**REQUIRED WORK:**
Work out the number of lines in the listing that include the string "text". Reply with that number alone.

* BEGIN DATASET RECORDS *

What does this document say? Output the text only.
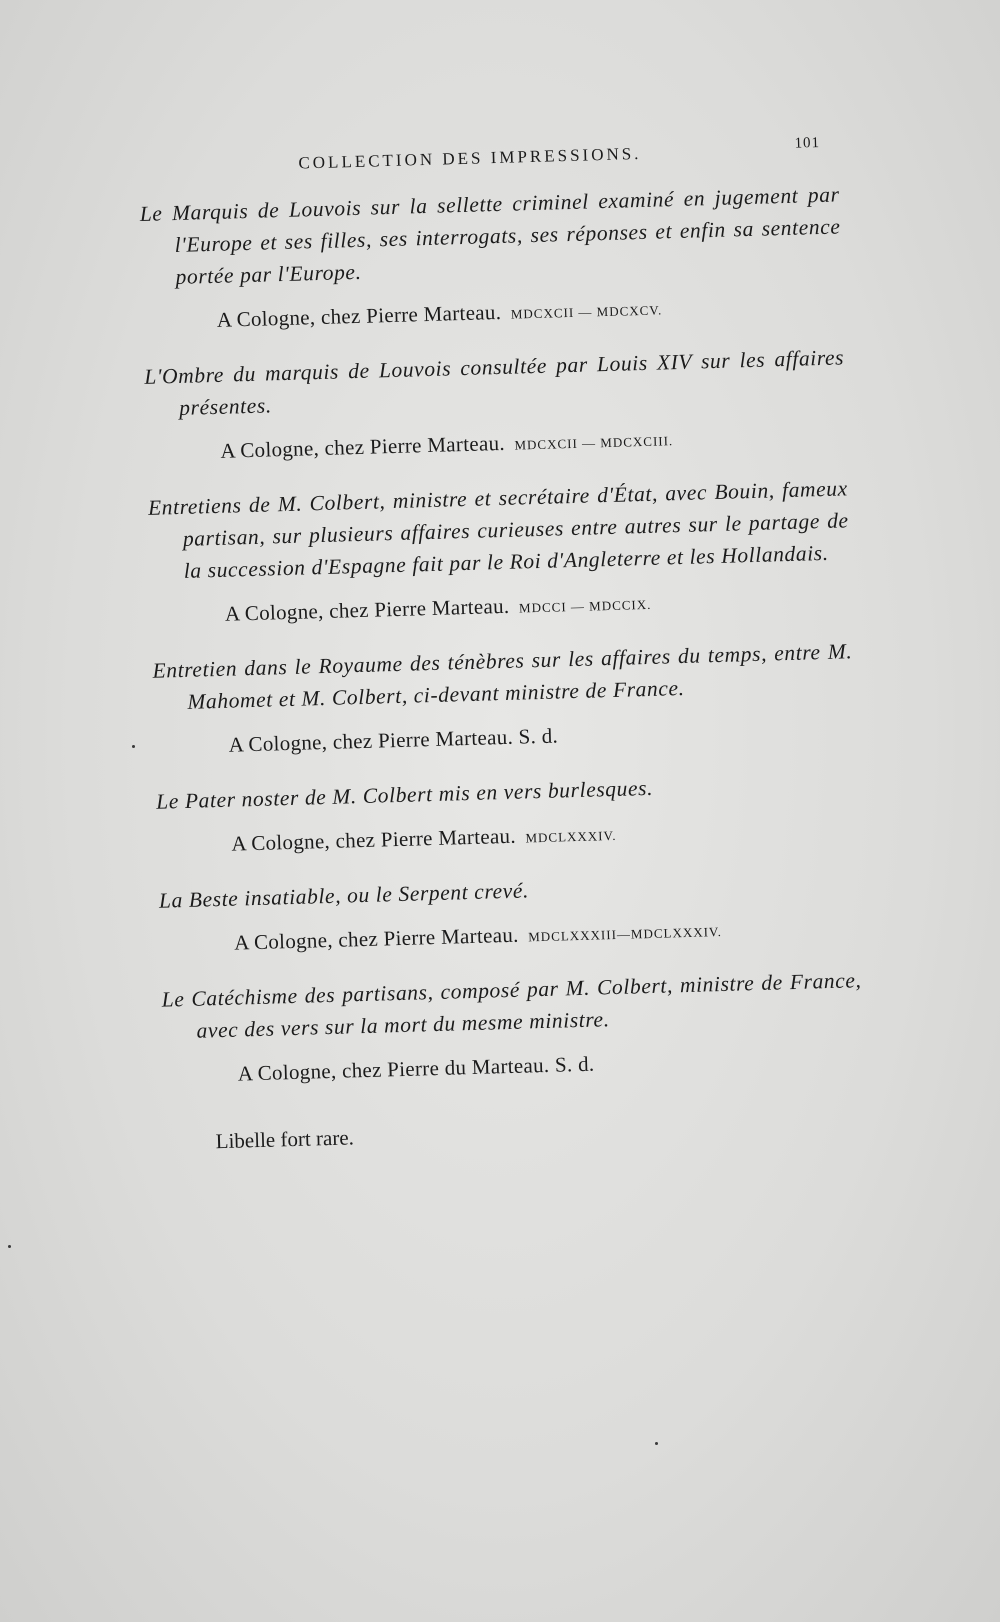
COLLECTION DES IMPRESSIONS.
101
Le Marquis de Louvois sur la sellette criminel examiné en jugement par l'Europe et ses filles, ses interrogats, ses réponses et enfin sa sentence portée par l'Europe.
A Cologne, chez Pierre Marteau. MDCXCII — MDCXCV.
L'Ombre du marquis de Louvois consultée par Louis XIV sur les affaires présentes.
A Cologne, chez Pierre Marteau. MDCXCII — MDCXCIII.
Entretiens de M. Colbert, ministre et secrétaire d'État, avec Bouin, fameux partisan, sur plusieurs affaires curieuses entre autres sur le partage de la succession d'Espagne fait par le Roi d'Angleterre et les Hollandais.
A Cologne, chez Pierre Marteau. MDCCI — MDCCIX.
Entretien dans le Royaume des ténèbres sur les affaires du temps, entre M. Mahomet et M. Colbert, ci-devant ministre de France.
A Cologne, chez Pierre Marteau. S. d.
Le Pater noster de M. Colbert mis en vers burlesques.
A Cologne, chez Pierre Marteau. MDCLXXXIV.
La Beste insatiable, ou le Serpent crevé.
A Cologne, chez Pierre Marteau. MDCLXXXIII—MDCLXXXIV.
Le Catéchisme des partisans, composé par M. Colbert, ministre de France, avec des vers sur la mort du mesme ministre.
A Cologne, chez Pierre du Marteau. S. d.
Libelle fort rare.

* END DATASET RECORDS *
* BEGIN DATASET RECORDS *

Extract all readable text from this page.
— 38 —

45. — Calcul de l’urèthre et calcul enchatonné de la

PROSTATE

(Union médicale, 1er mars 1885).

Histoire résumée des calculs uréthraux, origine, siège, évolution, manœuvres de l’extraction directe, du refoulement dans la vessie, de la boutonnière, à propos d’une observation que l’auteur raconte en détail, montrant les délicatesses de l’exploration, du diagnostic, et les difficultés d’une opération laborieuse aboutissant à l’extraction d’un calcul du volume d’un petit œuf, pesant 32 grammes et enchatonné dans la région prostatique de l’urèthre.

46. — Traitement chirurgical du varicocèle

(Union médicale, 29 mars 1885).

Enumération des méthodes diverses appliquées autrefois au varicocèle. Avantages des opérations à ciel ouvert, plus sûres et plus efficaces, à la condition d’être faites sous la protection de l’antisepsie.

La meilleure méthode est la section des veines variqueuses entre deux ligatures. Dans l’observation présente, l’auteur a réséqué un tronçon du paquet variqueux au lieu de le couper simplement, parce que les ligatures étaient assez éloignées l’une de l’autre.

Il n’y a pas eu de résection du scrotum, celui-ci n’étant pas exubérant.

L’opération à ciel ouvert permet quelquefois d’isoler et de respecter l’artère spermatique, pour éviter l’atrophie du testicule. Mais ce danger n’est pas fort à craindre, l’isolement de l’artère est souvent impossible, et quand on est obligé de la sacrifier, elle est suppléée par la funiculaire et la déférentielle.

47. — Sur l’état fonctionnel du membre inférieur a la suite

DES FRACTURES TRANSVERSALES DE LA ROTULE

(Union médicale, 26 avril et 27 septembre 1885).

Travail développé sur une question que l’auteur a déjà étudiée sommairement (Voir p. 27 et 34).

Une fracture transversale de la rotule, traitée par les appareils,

* END DATASET RECORDS *

**SOLUTION TO THIS TASK:**
2